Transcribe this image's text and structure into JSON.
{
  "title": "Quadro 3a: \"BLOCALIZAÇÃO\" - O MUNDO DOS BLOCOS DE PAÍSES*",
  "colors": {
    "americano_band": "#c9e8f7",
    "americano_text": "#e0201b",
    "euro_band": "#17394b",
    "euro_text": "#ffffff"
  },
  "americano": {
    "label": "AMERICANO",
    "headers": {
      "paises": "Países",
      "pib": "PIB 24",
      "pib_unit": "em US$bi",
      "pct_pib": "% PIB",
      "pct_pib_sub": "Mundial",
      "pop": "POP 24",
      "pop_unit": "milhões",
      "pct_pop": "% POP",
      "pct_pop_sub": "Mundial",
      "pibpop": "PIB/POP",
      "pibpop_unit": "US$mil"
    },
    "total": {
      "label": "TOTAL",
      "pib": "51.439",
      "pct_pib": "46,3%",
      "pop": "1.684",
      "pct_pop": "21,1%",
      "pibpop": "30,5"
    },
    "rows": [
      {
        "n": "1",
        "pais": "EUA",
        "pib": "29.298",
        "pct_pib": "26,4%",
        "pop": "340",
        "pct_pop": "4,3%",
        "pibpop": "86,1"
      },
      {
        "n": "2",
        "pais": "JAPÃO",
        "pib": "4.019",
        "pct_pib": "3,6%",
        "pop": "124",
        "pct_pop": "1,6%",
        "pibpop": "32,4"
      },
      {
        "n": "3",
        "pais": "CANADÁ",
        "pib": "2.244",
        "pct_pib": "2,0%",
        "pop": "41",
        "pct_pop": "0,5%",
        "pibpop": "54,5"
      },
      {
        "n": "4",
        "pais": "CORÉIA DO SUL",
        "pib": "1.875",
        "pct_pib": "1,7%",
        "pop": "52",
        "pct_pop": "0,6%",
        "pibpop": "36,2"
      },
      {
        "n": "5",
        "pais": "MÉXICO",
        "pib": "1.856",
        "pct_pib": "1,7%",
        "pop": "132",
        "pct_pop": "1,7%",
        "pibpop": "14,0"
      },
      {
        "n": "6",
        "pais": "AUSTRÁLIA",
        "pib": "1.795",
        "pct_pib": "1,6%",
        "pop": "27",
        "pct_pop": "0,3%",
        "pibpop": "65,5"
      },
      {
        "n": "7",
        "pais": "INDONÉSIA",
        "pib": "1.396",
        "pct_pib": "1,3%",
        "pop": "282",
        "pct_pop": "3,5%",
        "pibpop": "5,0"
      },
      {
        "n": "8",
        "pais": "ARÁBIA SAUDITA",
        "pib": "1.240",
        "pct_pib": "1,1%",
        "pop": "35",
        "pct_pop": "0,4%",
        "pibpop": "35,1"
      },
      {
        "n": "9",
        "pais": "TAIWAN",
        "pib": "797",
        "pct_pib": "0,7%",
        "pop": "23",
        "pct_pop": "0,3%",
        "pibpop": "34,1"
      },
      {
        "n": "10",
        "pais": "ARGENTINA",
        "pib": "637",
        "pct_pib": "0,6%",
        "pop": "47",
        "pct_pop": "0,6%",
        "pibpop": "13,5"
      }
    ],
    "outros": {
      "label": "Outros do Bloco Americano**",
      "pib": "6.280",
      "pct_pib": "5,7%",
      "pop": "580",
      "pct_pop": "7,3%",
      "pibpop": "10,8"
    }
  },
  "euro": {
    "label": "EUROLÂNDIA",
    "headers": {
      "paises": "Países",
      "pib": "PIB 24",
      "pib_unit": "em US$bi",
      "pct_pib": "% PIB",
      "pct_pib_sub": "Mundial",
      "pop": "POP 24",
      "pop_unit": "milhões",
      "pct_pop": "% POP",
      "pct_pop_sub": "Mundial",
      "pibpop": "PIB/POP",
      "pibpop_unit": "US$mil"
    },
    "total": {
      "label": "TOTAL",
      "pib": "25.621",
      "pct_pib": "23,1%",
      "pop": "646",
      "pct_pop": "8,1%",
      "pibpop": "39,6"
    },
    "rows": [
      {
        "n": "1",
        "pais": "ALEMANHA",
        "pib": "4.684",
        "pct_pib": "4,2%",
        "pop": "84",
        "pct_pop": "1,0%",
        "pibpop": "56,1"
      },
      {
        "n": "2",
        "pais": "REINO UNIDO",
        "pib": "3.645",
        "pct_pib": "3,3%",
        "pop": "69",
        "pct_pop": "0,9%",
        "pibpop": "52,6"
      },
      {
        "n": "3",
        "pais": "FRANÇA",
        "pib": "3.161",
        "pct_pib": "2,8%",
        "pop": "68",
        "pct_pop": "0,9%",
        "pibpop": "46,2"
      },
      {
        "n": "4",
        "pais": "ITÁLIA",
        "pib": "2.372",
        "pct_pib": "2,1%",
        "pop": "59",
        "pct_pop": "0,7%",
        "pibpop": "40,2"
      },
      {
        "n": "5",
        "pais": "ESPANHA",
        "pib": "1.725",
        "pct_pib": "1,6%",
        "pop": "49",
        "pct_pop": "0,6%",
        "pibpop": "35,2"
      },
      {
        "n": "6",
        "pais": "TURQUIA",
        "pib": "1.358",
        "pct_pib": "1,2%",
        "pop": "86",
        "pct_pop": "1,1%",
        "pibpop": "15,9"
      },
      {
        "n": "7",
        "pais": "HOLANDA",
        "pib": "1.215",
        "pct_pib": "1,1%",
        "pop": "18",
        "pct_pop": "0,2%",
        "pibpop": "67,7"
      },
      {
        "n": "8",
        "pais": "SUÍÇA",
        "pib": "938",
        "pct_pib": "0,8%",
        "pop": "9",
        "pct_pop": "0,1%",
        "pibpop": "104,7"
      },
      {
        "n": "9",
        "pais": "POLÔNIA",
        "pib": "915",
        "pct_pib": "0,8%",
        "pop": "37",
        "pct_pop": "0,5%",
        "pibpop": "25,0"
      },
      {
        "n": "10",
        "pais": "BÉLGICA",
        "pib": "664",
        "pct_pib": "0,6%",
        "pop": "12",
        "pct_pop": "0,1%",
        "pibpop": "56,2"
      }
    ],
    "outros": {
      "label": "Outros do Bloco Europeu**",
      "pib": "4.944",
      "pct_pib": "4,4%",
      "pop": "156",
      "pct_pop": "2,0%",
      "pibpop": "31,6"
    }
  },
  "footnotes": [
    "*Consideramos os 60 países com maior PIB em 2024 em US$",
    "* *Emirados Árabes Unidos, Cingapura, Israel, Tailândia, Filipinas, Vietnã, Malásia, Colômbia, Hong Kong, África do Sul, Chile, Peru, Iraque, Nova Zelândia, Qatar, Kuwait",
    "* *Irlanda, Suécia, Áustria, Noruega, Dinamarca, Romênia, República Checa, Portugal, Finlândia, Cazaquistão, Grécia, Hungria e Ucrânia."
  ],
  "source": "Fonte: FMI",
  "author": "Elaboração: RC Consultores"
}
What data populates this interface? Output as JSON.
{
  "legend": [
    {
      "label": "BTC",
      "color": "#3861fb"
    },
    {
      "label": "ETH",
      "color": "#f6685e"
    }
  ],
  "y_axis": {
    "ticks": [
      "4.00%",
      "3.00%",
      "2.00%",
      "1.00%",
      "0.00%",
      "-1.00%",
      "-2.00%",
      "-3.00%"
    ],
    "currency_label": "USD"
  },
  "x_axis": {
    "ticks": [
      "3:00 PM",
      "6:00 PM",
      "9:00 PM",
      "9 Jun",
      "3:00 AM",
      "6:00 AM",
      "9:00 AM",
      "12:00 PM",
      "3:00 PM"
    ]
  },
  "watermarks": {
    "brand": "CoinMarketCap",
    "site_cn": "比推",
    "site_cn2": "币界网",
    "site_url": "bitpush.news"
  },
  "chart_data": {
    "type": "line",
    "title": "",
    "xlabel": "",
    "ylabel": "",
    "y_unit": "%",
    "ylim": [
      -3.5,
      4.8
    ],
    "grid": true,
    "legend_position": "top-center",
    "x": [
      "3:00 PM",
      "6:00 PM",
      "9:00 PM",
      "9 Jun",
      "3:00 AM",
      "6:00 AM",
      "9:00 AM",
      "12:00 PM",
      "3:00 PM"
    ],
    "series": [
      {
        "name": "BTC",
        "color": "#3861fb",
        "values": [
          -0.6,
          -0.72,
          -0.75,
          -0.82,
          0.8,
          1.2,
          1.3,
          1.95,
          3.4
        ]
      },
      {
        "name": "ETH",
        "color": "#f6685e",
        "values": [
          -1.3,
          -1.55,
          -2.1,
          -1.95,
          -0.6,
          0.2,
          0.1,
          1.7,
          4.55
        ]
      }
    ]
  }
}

★ ★ ★

### TASK DESCRIPTION
Read through the data and copy every line where "title" shows up.

### SOLUTION TO THIS PROBLEM
  "title": "Quadro 3a: \"BLOCALIZAÇÃO\" - O MUNDO DOS BLOCOS DE PAÍSES*",
    "title": "",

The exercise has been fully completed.